◆ RECORDS TO PROCESS ◆
:::
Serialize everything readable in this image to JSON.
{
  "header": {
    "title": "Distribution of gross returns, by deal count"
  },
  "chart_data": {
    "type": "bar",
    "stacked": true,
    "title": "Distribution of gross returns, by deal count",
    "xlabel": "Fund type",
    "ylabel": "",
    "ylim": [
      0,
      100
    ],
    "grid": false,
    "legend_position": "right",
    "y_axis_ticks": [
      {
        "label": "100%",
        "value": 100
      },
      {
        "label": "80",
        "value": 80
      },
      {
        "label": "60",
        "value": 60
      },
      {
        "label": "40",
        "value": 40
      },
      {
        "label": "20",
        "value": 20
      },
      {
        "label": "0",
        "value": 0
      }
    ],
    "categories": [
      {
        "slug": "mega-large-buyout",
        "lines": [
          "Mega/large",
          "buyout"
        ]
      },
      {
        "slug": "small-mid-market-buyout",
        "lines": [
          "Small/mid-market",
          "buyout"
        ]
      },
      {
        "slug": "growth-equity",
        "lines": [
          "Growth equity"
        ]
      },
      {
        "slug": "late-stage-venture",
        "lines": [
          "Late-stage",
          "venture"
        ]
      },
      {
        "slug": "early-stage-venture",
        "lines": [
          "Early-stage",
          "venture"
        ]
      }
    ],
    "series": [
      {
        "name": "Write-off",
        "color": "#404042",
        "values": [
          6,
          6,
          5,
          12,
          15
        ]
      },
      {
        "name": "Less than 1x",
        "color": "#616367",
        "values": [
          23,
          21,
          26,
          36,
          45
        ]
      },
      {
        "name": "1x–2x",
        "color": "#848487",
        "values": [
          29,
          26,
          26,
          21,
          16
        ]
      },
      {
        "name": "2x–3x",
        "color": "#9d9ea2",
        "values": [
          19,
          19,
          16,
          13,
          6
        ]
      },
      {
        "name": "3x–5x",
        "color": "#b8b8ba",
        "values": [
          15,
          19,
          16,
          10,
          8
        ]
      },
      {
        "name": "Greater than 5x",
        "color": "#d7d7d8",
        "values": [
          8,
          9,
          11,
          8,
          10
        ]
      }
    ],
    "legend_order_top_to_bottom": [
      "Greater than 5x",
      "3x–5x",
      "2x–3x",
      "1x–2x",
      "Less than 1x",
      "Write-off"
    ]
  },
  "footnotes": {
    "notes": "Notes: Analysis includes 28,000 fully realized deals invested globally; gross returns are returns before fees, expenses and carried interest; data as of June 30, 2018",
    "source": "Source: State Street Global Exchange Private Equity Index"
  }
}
:::
◆ EXERCISE DIRECTIONS ◆
For the data above, state only how many lines include the word "slug".

◆ CORRECT RESPONSE ◆
5